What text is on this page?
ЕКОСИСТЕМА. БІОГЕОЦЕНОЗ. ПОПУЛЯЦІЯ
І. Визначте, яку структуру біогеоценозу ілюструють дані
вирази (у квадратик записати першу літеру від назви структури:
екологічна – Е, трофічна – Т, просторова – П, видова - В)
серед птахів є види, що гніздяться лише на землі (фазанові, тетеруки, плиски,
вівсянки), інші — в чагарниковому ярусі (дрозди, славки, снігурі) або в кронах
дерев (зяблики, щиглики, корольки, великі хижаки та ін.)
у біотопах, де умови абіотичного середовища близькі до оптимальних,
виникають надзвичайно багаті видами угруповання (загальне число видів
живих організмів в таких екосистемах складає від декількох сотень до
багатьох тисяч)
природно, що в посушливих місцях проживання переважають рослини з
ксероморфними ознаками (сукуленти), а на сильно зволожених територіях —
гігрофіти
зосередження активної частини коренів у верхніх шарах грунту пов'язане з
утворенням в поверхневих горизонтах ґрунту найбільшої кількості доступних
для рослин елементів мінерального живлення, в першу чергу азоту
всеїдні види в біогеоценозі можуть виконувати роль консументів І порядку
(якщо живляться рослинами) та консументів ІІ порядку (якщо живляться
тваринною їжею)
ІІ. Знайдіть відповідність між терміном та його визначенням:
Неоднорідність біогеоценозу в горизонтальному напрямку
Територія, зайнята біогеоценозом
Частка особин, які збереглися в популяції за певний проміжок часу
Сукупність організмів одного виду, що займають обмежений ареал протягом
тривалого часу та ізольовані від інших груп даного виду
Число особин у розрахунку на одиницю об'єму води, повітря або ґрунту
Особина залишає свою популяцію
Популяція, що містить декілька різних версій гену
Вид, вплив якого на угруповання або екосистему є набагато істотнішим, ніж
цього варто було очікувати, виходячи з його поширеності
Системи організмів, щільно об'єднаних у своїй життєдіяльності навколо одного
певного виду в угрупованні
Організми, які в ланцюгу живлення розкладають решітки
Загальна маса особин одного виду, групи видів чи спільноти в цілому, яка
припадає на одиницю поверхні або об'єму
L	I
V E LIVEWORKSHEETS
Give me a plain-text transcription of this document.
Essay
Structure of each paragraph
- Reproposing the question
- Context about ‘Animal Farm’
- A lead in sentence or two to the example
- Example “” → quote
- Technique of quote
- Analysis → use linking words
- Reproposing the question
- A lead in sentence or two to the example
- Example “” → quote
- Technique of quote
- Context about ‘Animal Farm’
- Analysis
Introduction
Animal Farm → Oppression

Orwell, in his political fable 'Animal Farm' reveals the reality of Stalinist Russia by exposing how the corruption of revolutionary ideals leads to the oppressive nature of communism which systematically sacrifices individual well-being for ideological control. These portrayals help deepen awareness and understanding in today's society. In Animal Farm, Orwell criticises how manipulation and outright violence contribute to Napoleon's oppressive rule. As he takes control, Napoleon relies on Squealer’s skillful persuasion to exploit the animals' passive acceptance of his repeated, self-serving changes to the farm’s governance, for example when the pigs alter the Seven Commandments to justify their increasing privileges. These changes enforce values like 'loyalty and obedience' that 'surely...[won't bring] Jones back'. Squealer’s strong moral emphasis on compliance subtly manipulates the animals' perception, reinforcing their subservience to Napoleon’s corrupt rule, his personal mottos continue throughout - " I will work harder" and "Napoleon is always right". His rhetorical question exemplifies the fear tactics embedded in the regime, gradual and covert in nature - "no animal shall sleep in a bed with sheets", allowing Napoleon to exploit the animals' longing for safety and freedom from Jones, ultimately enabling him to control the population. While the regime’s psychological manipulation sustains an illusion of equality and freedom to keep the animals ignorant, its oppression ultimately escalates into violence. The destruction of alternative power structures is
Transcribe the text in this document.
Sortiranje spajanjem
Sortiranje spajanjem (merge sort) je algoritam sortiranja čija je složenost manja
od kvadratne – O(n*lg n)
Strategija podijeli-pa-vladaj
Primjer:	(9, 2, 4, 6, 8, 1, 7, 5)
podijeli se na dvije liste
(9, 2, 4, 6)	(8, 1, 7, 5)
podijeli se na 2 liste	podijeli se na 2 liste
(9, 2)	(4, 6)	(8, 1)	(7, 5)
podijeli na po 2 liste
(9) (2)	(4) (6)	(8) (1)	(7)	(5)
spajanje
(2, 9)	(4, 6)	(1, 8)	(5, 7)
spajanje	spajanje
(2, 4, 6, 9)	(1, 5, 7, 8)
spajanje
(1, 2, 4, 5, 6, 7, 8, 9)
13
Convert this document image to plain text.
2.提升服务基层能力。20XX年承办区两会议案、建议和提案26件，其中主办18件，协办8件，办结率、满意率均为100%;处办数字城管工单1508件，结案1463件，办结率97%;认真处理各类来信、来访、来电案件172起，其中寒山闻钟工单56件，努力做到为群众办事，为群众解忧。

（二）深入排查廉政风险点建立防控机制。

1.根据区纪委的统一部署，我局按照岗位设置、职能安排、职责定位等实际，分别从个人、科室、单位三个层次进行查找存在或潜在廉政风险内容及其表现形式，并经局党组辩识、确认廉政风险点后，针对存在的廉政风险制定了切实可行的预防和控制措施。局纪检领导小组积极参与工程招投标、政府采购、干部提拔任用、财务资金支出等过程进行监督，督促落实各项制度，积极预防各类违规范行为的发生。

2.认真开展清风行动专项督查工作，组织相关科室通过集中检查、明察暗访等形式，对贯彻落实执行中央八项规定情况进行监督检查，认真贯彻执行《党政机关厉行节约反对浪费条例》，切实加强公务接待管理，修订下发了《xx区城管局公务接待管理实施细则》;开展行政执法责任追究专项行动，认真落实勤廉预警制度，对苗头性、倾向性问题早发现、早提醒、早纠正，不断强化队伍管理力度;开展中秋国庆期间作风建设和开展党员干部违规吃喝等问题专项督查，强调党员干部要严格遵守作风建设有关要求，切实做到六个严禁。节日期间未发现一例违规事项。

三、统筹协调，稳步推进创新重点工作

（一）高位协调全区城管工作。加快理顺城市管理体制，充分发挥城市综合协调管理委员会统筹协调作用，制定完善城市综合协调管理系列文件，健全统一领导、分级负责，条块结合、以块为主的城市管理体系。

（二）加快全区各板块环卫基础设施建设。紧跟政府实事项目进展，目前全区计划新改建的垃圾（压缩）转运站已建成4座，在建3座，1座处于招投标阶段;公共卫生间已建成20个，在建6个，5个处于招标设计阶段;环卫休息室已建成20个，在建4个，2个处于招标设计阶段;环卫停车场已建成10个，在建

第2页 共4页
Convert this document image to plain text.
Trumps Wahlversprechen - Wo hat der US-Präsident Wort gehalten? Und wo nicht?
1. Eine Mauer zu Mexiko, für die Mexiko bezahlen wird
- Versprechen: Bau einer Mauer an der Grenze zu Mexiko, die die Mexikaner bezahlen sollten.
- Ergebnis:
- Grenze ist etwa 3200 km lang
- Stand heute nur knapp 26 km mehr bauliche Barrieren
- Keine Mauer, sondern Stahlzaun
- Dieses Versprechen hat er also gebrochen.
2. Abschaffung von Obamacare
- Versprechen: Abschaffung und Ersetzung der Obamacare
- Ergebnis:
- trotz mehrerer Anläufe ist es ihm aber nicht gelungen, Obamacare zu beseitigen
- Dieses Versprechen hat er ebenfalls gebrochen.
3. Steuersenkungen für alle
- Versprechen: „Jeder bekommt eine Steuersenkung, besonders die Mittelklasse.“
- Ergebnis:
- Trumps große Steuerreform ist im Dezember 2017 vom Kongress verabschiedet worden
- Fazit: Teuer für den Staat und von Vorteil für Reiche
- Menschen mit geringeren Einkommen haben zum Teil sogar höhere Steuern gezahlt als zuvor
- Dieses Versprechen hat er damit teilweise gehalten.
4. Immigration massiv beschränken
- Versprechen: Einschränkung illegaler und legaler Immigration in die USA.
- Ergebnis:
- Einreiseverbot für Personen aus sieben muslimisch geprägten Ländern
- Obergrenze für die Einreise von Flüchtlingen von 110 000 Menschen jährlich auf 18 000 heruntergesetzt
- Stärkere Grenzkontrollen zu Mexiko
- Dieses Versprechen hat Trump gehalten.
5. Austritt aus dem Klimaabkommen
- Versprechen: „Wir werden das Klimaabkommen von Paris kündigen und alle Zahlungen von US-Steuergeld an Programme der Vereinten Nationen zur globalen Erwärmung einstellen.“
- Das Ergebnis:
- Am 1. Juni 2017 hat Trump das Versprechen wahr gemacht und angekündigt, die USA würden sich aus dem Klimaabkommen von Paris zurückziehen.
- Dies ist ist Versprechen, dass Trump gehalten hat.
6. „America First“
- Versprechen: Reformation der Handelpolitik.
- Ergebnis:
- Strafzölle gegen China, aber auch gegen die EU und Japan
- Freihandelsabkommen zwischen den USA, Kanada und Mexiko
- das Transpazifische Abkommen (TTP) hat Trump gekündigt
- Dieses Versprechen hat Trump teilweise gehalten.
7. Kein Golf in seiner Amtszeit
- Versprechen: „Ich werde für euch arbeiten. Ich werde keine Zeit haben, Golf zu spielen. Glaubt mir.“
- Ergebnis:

○ ○ ○ ○

TASK.
Extract every line of the records above that contains the word "угруповання".

SOLUTION TO THIS EXERCISE.
виникають надзвичайно багаті видами угруповання (загальне число видів
Вид, вплив якого на угруповання або екосистему є набагато істотнішим, ніж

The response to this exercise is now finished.